» **OBJECTIVE 1**
In the text below on repeater location and antenna height, how should a repeater's location be expressed?

» **EXCERPTED TEXT**
— Start —
By Eric Lemmon WB6FLY,
HTML'd and edited by Mike Morris WA6ILQ
The two most important physical pieces of information about any repeater, whether commercial, Civil Air Patrol, GMRS or Amateur Radio, are: Where on the planet is it located, and how high is the antenna? Judging from the typical responses to these basic questions, not every repeater owner or trustee understands exactly what is expected. Let's examine each of these parameters in detail.
Where? First of all, the "where" of a repeater should be expressed precisely in geodetic coordinates, not by some vague nickname. For example, one of the high points within a mile of my house is known as "Muffin Hill". Most of my neighbors know exactly what this hill is and where it is located. Unfortunately, none of the members of the local coordinating body have a clue where Muffin Hill is! In fact, there may be dozens of Muffin Hills throughout the State, or across the country, and which one are we talking about?
— End —
» **DATA IN THIS EXERCISE**
— Start —
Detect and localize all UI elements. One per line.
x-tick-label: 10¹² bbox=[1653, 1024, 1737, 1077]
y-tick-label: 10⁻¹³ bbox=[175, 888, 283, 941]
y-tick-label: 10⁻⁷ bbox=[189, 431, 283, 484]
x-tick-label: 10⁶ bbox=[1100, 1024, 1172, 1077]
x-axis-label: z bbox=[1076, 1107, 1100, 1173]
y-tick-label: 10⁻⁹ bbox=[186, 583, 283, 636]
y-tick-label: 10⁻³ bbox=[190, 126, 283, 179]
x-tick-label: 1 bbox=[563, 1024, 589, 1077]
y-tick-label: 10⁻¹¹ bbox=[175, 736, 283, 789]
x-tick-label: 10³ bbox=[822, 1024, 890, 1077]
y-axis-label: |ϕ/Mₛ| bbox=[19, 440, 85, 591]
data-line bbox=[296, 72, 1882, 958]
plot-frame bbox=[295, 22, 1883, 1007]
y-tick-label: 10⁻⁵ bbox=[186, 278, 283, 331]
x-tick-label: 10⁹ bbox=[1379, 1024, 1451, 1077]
— End —
» **OBJECTIVE 2**
Copy out the records above line for line, word for word, omitting nothing.

» **ANSWER 1**
Precisely in geodetic coordinates, not by a vague nickname.

» **ANSWER 2**
Detect and localize all UI elements. One per line.
x-tick-label: 10¹² bbox=[1653, 1024, 1737, 1077]
y-tick-label: 10⁻¹³ bbox=[175, 888, 283, 941]
y-tick-label: 10⁻⁷ bbox=[189, 431, 283, 484]
x-tick-label: 10⁶ bbox=[1100, 1024, 1172, 1077]
x-axis-label: z bbox=[1076, 1107, 1100, 1173]
y-tick-label: 10⁻⁹ bbox=[186, 583, 283, 636]
y-tick-label: 10⁻³ bbox=[190, 126, 283, 179]
x-tick-label: 1 bbox=[563, 1024, 589, 1077]
y-tick-label: 10⁻¹¹ bbox=[175, 736, 283, 789]
x-tick-label: 10³ bbox=[822, 1024, 890, 1077]
y-axis-label: |ϕ/Mₛ| bbox=[19, 440, 85, 591]
data-line bbox=[296, 72, 1882, 958]
plot-frame bbox=[295, 22, 1883, 1007]
y-tick-label: 10⁻⁵ bbox=[186, 278, 283, 331]
x-tick-label: 10⁹ bbox=[1379, 1024, 1451, 1077]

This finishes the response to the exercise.